* **Instructions to follow**
Each entry below is to be printed verbatim.

* **Rows**
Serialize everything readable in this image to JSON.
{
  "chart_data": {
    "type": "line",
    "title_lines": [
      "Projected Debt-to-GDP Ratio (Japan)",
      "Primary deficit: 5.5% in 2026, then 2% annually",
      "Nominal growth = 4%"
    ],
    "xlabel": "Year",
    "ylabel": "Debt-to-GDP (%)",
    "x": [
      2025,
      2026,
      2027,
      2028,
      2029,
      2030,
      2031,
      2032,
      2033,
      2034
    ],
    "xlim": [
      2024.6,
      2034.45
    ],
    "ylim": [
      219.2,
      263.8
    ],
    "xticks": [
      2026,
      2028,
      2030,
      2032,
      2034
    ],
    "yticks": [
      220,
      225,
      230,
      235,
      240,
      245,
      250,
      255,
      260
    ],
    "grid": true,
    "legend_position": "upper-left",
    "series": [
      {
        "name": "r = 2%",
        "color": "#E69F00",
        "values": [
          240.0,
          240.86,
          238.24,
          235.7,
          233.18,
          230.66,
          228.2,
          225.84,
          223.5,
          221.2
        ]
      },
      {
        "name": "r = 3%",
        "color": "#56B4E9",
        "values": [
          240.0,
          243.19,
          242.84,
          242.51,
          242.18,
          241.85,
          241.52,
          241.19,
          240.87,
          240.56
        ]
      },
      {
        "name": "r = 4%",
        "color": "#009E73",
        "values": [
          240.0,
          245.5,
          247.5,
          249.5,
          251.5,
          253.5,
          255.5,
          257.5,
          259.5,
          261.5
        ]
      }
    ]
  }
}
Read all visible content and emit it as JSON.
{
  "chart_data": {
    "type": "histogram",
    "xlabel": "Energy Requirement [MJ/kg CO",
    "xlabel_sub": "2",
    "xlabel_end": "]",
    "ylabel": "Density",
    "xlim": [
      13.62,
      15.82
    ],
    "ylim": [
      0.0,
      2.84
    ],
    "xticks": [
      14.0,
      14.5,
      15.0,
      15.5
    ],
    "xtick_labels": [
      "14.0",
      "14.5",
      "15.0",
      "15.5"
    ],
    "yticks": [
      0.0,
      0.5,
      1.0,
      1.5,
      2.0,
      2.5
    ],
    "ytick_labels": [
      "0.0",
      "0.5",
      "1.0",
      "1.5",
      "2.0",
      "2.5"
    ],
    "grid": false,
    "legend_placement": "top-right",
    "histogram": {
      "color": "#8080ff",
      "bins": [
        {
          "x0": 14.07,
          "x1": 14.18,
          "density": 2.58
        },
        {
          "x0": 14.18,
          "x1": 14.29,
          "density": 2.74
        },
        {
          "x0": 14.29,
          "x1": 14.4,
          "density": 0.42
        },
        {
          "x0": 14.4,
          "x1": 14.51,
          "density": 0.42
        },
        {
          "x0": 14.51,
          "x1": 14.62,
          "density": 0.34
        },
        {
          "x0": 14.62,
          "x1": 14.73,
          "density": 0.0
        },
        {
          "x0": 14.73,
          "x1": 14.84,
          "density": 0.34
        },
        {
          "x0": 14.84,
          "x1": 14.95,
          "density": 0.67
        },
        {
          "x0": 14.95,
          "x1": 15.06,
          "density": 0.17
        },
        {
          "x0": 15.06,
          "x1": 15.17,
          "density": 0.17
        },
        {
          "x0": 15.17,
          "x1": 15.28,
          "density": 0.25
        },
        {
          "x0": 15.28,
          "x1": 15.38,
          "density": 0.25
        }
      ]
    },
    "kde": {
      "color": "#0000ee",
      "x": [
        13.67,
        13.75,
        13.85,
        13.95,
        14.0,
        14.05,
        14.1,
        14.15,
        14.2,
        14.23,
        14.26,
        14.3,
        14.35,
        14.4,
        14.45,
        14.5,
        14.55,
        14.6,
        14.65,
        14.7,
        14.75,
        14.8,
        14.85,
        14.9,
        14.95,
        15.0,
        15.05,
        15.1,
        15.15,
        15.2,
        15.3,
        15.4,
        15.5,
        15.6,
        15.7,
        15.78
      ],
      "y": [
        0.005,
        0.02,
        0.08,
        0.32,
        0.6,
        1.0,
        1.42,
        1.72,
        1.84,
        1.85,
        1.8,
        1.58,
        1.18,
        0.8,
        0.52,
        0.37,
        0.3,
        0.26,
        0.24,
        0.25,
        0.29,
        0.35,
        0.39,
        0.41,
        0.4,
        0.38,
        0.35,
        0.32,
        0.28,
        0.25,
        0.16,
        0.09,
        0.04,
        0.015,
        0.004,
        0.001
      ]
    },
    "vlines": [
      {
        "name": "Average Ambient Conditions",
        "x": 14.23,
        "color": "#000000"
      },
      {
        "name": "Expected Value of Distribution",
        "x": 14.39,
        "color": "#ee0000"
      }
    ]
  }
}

* **Response to the exercise**
Serialize everything readable in this image to JSON.
{
  "chart_data": {
    "type": "line",
    "title_lines": [
      "Projected Debt-to-GDP Ratio (Japan)",
      "Primary deficit: 5.5% in 2026, then 2% annually",
      "Nominal growth = 4%"
    ],
    "xlabel": "Year",
    "ylabel": "Debt-to-GDP (%)",
    "x": [
      2025,
      2026,
      2027,
      2028,
      2029,
      2030,
      2031,
      2032,
      2033,
      2034
    ],
    "xlim": [
      2024.6,
      2034.45
    ],
    "ylim": [
      219.2,
      263.8
    ],
    "xticks": [
      2026,
      2028,
      2030,
      2032,
      2034
    ],
    "yticks": [
      220,
      225,
      230,
      235,
      240,
      245,
      250,
      255,
      260
    ],
    "grid": true,
    "legend_position": "upper-left",
    "series": [
      {
        "name": "r = 2%",
        "color": "#E69F00",
        "values": [
          240.0,
          240.86,
          238.24,
          235.7,
          233.18,
          230.66,
          228.2,
          225.84,
          223.5,
          221.2
        ]
      },
      {
        "name": "r = 3%",
        "color": "#56B4E9",
        "values": [
          240.0,
          243.19,
          242.84,
          242.51,
          242.18,
          241.85,
          241.52,
          241.19,
          240.87,
          240.56
        ]
      },
      {
        "name": "r = 4%",
        "color": "#009E73",
        "values": [
          240.0,
          245.5,
          247.5,
          249.5,
          251.5,
          253.5,
          255.5,
          257.5,
          259.5,
          261.5
        ]
      }
    ]
  }
}
Read all visible content and emit it as JSON.
{
  "chart_data": {
    "type": "histogram",
    "xlabel": "Energy Requirement [MJ/kg CO",
    "xlabel_sub": "2",
    "xlabel_end": "]",
    "ylabel": "Density",
    "xlim": [
      13.62,
      15.82
    ],
    "ylim": [
      0.0,
      2.84
    ],
    "xticks": [
      14.0,
      14.5,
      15.0,
      15.5
    ],
    "xtick_labels": [
      "14.0",
      "14.5",
      "15.0",
      "15.5"
    ],
    "yticks": [
      0.0,
      0.5,
      1.0,
      1.5,
      2.0,
      2.5
    ],
    "ytick_labels": [
      "0.0",
      "0.5",
      "1.0",
      "1.5",
      "2.0",
      "2.5"
    ],
    "grid": false,
    "legend_placement": "top-right",
    "histogram": {
      "color": "#8080ff",
      "bins": [
        {
          "x0": 14.07,
          "x1": 14.18,
          "density": 2.58
        },
        {
          "x0": 14.18,
          "x1": 14.29,
          "density": 2.74
        },
        {
          "x0": 14.29,
          "x1": 14.4,
          "density": 0.42
        },
        {
          "x0": 14.4,
          "x1": 14.51,
          "density": 0.42
        },
        {
          "x0": 14.51,
          "x1": 14.62,
          "density": 0.34
        },
        {
          "x0": 14.62,
          "x1": 14.73,
          "density": 0.0
        },
        {
          "x0": 14.73,
          "x1": 14.84,
          "density": 0.34
        },
        {
          "x0": 14.84,
          "x1": 14.95,
          "density": 0.67
        },
        {
          "x0": 14.95,
          "x1": 15.06,
          "density": 0.17
        },
        {
          "x0": 15.06,
          "x1": 15.17,
          "density": 0.17
        },
        {
          "x0": 15.17,
          "x1": 15.28,
          "density": 0.25
        },
        {
          "x0": 15.28,
          "x1": 15.38,
          "density": 0.25
        }
      ]
    },
    "kde": {
      "color": "#0000ee",
      "x": [
        13.67,
        13.75,
        13.85,
        13.95,
        14.0,
        14.05,
        14.1,
        14.15,
        14.2,
        14.23,
        14.26,
        14.3,
        14.35,
        14.4,
        14.45,
        14.5,
        14.55,
        14.6,
        14.65,
        14.7,
        14.75,
        14.8,
        14.85,
        14.9,
        14.95,
        15.0,
        15.05,
        15.1,
        15.15,
        15.2,
        15.3,
        15.4,
        15.5,
        15.6,
        15.7,
        15.78
      ],
      "y": [
        0.005,
        0.02,
        0.08,
        0.32,
        0.6,
        1.0,
        1.42,
        1.72,
        1.84,
        1.85,
        1.8,
        1.58,
        1.18,
        0.8,
        0.52,
        0.37,
        0.3,
        0.26,
        0.24,
        0.25,
        0.29,
        0.35,
        0.39,
        0.41,
        0.4,
        0.38,
        0.35,
        0.32,
        0.28,
        0.25,
        0.16,
        0.09,
        0.04,
        0.015,
        0.004,
        0.001
      ]
    },
    "vlines": [
      {
        "name": "Average Ambient Conditions",
        "x": 14.23,
        "color": "#000000"
      },
      {
        "name": "Expected Value of Distribution",
        "x": 14.39,
        "color": "#ee0000"
      }
    ]
  }
}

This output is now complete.